PASSAGE PROVIDED:
You are a financial analyst at Berkeley Capital, a major investment banking firm. Your supervisor has just handed you a difficult assignment. You must review the work of an intern, who after given the pro forma income statement and pro forma balance sheet was asked to prepare a valuation. This intern is known to make at least 10 mistakes on each valuation attempted. Your boss wants you to identify those specific errors, suggest how they should have been done but do NOT calculate the correction, nor challenge the assumptions underlying the pro forma statements.

RedRock is interested in buying Flirter, a private firm. They have asked Berkeley Capital to conduct a valuation of Flirter. Flirter has had high growth but not profit. Berkeley Capital believes a tax rate of 25% would be appropriate. It is the firm's policy apply a 7 times multiple of EBITDA in calculating terminal value for FCF. The terminal value of tax savings is calculated using a 6 times multiple method. A 10% liquidity discount is applied to acquisitions of private firms. Long term growth after the initial five year period is assumed to be 11%. Currently, Flirter pays a 8% interest rate on its debt. Flirter does not pay a dividend. Econometric studies suggest the current risk free rate is 1%, while the market risk premium is 5%.

THINGS TO DO:
A) For each statement, say whether it agrees with the Flirter valuation passage, and quote the words that decide it: (i) Berkeley Capital considers a 25% tax rate appropriate; (ii) Flirter pays a dividend; (iii) the terminal value of tax savings is calculated with a 7 times multiple.
B) Quote the Flirter valuation passage from "RedRock is interested" up to and including "premium is 5%.".
Rely on the Flirter valuation passage alone, without outside knowledge.

THE DATA:
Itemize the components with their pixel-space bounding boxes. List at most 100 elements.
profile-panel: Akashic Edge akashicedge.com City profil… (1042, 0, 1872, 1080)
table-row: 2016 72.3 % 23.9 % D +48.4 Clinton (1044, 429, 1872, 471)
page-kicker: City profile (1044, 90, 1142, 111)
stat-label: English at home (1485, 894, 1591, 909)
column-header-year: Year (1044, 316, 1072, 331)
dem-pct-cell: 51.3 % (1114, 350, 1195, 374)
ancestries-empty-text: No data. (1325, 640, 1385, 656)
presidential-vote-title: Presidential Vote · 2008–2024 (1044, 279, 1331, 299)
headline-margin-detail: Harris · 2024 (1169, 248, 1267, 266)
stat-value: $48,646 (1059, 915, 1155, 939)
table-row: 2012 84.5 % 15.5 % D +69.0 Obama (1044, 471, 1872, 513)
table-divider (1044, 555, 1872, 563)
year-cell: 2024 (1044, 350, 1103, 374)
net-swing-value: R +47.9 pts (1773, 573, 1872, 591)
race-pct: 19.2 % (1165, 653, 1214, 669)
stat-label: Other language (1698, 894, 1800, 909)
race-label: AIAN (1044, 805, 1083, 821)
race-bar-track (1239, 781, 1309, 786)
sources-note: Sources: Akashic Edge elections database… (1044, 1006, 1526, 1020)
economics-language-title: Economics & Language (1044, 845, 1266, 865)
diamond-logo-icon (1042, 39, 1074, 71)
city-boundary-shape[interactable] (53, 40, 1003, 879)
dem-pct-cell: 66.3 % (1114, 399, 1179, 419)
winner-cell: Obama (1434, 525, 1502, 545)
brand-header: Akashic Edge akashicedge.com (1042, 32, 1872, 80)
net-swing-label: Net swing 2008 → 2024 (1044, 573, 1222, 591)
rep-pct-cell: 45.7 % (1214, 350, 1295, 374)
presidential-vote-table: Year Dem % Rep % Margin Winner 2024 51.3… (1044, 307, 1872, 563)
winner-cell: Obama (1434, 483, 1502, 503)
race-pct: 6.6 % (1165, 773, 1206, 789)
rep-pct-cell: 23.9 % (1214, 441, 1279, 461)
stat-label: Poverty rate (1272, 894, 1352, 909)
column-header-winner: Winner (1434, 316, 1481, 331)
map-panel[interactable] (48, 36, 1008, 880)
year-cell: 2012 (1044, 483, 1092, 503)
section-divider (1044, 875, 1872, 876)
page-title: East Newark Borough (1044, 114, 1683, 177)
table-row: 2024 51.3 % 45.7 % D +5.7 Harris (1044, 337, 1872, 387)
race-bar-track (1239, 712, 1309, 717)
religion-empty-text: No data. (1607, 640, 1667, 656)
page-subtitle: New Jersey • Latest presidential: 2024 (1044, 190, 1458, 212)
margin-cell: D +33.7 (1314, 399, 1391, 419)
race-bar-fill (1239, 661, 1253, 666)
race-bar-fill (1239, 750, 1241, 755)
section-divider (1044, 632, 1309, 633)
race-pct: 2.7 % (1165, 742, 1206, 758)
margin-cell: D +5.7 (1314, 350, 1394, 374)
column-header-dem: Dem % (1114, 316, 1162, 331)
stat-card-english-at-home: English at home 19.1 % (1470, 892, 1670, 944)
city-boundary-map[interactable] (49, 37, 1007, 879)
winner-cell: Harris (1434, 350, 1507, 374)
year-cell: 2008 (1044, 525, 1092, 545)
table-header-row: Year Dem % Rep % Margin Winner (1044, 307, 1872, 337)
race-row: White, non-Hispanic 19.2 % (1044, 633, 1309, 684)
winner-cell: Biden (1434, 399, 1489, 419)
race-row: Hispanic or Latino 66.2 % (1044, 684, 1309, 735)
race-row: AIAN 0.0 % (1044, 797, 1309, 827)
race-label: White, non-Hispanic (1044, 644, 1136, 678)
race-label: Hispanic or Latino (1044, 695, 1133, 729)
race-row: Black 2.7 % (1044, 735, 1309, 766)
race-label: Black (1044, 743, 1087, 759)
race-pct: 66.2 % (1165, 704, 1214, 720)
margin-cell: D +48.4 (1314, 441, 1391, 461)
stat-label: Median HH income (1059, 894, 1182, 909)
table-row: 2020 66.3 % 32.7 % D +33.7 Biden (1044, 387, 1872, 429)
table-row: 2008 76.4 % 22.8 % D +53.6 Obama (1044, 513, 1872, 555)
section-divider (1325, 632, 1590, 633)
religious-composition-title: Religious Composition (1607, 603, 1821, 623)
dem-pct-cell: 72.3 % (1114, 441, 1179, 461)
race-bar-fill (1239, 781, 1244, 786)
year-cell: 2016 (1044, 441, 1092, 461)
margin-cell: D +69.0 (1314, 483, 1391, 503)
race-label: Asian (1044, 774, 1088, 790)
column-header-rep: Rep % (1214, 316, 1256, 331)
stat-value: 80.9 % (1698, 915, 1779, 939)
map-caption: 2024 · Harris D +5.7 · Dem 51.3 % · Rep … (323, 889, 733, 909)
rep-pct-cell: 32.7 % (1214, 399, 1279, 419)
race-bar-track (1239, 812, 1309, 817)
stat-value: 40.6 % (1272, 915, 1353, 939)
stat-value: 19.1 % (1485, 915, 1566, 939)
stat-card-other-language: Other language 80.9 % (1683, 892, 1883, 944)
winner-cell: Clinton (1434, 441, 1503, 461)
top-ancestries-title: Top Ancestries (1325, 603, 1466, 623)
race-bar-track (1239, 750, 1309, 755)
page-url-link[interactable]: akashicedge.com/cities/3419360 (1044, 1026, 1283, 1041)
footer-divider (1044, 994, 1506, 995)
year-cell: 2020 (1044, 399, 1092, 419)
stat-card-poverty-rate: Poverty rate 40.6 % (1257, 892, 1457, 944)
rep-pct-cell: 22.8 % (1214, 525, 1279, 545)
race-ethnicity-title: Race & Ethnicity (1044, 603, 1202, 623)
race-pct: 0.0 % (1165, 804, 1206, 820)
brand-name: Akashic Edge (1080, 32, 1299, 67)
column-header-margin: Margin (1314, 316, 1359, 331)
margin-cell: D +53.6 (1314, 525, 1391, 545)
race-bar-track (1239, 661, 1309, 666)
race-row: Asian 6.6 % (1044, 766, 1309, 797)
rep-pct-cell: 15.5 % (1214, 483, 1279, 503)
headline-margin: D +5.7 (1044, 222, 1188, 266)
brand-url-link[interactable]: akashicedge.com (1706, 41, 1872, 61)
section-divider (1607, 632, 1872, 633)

COMPLETED EXERCISE:
A)
(i) Yes: "Berkeley Capital believes a tax rate of 25% would be appropriate."
(ii) No: "Flirter does not pay a dividend."
(iii) No: "The terminal value of tax savings is calculated using a 6 times multiple method."

B)
RedRock is interested in buying Flirter, a private firm. They have asked Berkeley Capital to conduct a valuation of Flirter. Flirter has had high growth but not profit. Berkeley Capital believes a tax rate of 25% would be appropriate. It is the firm's policy apply a 7 times multiple of EBITDA in calculating terminal value for FCF. The terminal value of tax savings is calculated using a 6 times multiple method. A 10% liquidity discount is applied to acquisitions of private firms. Long term growth after the initial five year period is assumed to be 11%. Currently, Flirter pays a 8% interest rate on its debt. Flirter does not pay a dividend. Econometric studies suggest the current risk free rate is 1%, while the market risk premium is 5%.